- Exercise: Could you continue the post about the proposal to clarify nullable in OpenAPI 3.0, picking up right after its last line?

*** Opening of Reading text ***

Here is the proposal to clarify nullable. It is currently under review by the TSC, hopefully to be included in a v3.0.3 patch release of the OpenAPI spec:

Proposal: Clarify Semantics of nullable in OpenAPI 3.0

darrelmiller added a commit that referenced this issue Nov 21, 2019
* Addressing #1389, and clearing the way for PRs #2046 and #1977. This adds a formal proposal to clarify the semantics of nullable, providing the necessary background and links to related resources.

* Corrected table formatting.

* Minor tweaks and corrections.

* Correct Change Log heading.

* Cleaned up notes about translation to JSON Schema and *Of inheritance semantics.

* Fix Change Log heading in the proposal template.

* Snappy answers to stupid questions.

* Change single-quote 'null' to double-quote "null"

Thanks, @handrews for the review.

*** Close of Reading text ***
*** Opening of Provided material ***

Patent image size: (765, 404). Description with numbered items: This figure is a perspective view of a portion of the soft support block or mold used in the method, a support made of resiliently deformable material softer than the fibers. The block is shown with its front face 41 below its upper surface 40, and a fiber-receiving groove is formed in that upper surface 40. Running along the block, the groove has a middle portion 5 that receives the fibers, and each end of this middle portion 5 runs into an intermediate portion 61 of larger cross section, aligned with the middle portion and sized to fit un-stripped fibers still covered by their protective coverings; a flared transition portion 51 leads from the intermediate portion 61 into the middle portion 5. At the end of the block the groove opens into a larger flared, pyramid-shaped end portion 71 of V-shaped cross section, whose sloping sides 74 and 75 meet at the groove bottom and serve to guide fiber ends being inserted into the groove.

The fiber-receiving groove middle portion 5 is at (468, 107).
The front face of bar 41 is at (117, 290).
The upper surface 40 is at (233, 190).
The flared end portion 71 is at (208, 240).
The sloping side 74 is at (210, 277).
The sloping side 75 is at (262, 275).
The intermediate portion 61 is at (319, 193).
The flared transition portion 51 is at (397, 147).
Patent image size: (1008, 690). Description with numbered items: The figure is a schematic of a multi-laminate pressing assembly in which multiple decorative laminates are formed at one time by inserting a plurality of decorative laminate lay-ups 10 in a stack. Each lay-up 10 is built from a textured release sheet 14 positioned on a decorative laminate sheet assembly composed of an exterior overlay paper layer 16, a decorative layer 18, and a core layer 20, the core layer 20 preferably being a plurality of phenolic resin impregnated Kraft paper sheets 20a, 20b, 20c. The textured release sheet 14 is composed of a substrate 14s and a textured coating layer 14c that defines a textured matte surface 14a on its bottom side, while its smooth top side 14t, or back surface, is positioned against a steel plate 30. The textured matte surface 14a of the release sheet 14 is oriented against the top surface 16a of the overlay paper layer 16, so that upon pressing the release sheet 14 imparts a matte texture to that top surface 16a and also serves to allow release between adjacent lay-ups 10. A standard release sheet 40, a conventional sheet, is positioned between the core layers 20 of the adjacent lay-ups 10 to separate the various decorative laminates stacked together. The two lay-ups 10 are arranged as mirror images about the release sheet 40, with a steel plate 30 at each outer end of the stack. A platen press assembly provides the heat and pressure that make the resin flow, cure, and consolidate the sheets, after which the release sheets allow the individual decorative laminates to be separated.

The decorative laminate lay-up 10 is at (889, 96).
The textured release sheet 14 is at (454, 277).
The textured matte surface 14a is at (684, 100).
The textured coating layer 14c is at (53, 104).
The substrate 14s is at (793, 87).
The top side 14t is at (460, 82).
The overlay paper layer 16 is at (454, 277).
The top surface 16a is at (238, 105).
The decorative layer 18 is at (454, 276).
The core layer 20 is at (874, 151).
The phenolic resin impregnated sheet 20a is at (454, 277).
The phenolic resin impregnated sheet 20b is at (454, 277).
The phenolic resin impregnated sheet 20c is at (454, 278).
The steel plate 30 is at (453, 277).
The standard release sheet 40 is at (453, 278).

*** Close of Provided material ***

- Reply to the task:
* Clarified the proposed definition of nullable

Somehow in our collaborative editing, we neglected to state that `nullable` adds `"null"` to the set of allowed types. We just said that it "expands" the `type` value, but didn't state the obvious (to us) manner of said expansion. Correcting that oversight in this commit.

* Corrected the alternative, heavy-handed interpretation of nullable.

* Added more explicit detail about the primary use case.

* Added a more complete explanation of the problems created by disallowing nulls by default.

* Added issue #2057 - interactions between nullable and default value.